BRIEF: Look over the entries that follow and work out how many lines contain "Jupiter". State the number only.
[Start of LISTING]
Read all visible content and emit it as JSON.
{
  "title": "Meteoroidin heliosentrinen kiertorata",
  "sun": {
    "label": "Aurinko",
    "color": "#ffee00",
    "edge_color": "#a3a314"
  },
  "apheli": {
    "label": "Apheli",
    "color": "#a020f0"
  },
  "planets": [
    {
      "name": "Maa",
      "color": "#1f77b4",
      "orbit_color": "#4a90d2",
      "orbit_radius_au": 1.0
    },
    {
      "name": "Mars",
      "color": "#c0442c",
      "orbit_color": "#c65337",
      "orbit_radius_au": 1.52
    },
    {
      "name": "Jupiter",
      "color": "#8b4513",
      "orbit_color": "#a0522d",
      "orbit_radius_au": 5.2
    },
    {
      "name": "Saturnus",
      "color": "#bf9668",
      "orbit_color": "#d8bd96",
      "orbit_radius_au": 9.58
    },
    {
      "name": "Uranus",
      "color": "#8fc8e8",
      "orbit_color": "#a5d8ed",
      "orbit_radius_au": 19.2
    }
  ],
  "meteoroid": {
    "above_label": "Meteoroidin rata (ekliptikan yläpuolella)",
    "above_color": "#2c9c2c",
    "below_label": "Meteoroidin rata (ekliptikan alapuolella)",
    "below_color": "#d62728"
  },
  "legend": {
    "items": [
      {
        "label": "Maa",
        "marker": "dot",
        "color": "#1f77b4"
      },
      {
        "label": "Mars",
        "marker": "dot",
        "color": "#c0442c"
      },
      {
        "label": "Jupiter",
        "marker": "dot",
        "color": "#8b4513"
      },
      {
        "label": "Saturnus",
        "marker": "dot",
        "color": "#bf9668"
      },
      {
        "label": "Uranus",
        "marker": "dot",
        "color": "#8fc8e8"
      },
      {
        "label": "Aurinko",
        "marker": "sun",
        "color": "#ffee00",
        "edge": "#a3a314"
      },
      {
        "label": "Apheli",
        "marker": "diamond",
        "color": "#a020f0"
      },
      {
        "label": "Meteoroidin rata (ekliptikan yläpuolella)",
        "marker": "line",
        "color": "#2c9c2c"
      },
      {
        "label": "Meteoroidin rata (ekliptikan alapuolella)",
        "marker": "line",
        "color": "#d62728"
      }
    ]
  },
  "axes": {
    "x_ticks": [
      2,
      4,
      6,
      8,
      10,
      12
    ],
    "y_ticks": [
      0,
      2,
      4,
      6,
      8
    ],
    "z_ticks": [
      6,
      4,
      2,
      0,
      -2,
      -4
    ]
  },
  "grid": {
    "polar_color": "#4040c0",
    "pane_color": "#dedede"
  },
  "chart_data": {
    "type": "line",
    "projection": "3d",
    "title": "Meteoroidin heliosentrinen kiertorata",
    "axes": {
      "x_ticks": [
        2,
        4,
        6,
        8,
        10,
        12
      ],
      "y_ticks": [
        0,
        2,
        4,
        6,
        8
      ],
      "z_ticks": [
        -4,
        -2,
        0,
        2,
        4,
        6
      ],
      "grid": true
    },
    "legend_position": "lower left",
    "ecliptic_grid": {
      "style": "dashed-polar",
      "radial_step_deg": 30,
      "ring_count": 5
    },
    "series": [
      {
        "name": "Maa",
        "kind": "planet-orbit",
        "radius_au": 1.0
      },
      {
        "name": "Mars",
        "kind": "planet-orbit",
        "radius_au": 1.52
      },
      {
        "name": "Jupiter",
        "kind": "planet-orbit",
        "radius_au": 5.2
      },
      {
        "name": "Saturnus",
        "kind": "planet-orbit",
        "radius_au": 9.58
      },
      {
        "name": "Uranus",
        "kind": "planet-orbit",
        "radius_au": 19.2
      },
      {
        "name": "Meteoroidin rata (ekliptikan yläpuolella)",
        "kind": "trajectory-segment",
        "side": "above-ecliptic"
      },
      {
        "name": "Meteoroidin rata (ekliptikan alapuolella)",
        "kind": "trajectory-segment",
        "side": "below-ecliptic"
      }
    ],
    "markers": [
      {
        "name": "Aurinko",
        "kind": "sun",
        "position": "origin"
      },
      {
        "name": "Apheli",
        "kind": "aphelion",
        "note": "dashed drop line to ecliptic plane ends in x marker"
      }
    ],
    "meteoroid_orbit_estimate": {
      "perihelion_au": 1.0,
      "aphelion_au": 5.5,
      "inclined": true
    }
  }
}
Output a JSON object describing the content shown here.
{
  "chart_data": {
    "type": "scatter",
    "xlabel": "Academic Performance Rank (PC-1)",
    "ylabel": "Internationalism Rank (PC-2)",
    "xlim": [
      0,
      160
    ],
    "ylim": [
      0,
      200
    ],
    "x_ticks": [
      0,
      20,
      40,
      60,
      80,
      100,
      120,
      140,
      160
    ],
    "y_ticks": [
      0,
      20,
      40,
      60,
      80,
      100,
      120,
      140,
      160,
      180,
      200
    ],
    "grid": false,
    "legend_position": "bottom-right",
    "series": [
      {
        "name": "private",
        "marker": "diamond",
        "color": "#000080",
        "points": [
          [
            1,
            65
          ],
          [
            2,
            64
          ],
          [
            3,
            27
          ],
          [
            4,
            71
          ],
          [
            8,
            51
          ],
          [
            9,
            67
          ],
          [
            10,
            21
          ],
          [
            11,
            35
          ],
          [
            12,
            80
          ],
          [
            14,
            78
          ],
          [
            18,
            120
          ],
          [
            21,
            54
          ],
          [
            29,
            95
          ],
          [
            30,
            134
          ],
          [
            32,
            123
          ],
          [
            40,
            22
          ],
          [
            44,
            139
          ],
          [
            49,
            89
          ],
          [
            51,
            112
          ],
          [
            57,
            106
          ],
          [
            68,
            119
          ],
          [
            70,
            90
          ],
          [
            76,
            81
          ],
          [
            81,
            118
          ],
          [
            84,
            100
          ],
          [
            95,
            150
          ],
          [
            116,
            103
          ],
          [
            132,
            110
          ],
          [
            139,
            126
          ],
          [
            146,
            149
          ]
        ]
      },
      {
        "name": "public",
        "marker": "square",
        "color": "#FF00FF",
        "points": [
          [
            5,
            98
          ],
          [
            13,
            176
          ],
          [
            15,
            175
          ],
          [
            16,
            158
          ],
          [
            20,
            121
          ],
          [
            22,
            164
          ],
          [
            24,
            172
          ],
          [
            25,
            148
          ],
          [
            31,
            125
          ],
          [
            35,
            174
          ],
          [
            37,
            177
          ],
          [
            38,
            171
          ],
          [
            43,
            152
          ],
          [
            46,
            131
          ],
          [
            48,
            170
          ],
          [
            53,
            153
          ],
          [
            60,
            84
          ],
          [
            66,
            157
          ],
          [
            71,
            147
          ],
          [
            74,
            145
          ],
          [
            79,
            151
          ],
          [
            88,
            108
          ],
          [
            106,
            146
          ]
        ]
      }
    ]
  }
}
[End of LISTING]
SOLVED EXERCISE: 3